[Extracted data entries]
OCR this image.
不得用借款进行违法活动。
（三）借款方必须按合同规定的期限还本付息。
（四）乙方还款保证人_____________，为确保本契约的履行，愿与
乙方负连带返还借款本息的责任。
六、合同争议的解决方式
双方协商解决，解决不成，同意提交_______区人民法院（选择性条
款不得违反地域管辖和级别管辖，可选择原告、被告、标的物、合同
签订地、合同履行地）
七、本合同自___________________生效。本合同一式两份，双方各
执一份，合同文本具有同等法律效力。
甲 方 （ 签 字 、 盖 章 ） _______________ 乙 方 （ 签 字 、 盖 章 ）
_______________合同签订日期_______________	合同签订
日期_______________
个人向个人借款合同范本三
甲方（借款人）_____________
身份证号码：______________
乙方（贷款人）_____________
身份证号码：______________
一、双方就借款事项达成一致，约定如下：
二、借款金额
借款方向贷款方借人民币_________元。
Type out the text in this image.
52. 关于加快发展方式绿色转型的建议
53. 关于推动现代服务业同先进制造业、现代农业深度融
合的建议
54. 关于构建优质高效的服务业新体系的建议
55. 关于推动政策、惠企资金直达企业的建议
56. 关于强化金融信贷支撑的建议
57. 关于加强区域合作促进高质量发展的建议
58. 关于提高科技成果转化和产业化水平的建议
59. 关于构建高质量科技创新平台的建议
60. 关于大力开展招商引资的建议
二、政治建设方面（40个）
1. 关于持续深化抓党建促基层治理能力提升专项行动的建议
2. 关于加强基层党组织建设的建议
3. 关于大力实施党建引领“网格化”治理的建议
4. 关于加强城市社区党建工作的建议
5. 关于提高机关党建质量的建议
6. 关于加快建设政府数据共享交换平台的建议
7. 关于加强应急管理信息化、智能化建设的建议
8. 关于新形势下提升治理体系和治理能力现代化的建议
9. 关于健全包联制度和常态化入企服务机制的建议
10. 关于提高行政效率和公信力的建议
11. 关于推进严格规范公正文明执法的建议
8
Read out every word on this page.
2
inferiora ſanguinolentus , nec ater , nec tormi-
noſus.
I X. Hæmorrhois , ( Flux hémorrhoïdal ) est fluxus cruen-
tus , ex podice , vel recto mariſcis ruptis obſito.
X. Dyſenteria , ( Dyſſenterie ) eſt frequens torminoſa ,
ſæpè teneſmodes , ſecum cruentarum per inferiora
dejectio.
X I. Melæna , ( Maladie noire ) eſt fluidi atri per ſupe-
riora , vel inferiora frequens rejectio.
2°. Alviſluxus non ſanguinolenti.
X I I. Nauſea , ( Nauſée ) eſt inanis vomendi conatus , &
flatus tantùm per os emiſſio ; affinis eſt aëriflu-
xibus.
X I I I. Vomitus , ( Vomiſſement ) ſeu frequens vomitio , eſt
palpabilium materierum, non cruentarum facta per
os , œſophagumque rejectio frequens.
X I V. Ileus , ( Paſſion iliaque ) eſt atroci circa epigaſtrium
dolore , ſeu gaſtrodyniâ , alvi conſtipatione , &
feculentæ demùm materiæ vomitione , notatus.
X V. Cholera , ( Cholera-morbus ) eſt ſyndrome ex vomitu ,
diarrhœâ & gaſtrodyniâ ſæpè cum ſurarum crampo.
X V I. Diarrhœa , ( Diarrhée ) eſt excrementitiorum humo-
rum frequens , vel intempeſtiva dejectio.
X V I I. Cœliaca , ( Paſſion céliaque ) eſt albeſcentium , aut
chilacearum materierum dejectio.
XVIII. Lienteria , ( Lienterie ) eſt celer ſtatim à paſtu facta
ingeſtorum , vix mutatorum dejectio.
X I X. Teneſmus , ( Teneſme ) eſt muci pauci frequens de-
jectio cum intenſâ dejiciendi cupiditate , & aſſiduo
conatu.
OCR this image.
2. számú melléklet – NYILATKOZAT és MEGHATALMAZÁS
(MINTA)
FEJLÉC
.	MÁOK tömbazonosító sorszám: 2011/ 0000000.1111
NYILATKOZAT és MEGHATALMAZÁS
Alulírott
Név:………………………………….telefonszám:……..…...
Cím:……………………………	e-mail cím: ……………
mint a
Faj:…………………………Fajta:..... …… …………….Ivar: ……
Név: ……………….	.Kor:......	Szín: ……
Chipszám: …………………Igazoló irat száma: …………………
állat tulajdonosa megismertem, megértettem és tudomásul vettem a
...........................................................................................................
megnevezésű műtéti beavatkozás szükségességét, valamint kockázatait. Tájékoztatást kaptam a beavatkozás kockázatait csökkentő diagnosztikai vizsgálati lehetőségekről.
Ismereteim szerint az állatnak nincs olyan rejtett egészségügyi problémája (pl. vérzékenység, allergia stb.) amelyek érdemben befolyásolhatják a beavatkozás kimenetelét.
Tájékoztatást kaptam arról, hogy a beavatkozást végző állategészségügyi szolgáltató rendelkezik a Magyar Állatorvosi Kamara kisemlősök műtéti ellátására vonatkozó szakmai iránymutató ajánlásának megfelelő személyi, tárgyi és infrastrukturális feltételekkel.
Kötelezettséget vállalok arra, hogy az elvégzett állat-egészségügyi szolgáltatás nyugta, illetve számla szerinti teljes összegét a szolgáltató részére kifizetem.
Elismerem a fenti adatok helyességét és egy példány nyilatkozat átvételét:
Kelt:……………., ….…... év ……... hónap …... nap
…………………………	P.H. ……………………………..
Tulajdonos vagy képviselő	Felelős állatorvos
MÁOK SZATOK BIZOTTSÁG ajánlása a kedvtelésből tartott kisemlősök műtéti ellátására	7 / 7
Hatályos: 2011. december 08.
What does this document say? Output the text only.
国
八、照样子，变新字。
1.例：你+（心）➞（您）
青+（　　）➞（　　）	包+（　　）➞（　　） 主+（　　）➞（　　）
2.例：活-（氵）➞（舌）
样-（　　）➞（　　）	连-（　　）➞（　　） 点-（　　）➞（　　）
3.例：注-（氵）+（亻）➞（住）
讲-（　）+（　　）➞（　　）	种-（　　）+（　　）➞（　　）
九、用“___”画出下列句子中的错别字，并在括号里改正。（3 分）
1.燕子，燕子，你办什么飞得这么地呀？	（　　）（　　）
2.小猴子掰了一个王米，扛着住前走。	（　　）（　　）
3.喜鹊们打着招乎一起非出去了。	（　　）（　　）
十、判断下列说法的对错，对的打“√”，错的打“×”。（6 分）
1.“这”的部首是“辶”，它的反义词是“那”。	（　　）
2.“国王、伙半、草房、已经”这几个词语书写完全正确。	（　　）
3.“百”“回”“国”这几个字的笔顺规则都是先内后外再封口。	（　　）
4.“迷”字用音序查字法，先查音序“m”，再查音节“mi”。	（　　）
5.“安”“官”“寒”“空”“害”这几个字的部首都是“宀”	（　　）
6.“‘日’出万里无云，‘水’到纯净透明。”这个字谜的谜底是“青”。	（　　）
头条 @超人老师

→ **Written problem**:
Where a line of the material above holds the string "gaſtrodyniâ", copy that line.

→ **Expected answer**:
dolore , ſeu gaſtrodyniâ , alvi conſtipatione , &
diarrhœâ & gaſtrodyniâ ſæpè cum ſurarum crampo.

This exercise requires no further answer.